TASK REQUIREMENTS: Count the lines containing "this" in the entries underneath, and state that count without anything else.

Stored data
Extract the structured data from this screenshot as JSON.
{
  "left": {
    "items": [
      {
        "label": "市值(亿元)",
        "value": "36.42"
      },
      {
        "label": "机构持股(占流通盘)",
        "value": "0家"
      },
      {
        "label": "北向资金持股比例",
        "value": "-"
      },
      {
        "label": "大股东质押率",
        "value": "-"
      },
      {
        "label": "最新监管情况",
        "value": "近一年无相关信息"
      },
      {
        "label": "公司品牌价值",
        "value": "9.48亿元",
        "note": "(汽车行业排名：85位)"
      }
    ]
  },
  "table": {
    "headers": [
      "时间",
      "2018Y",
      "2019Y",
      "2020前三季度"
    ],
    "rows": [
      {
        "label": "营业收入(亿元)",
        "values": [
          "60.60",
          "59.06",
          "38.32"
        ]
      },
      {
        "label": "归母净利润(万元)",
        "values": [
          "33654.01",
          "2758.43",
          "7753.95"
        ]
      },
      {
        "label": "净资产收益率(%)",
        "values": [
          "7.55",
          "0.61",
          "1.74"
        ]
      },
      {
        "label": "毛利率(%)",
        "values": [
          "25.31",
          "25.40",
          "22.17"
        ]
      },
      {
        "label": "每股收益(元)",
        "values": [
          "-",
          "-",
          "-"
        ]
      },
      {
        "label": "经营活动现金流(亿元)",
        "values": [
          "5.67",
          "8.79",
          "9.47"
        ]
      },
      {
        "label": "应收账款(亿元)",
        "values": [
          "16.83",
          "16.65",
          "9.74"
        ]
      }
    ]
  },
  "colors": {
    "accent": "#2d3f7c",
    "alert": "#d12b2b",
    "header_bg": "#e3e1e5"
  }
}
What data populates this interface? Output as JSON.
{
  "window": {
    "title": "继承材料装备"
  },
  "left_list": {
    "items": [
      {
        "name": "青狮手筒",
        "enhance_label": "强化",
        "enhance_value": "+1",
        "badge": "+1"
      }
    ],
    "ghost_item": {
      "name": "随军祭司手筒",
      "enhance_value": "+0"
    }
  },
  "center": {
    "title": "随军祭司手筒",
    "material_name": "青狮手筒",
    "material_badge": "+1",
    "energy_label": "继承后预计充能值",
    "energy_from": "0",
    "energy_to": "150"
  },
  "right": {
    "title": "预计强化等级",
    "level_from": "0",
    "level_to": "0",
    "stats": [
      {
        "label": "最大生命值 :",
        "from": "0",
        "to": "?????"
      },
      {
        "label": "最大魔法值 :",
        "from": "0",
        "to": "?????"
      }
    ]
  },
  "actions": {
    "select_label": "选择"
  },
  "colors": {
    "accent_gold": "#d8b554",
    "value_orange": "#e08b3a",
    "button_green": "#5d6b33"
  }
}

FINISHED TASK: 2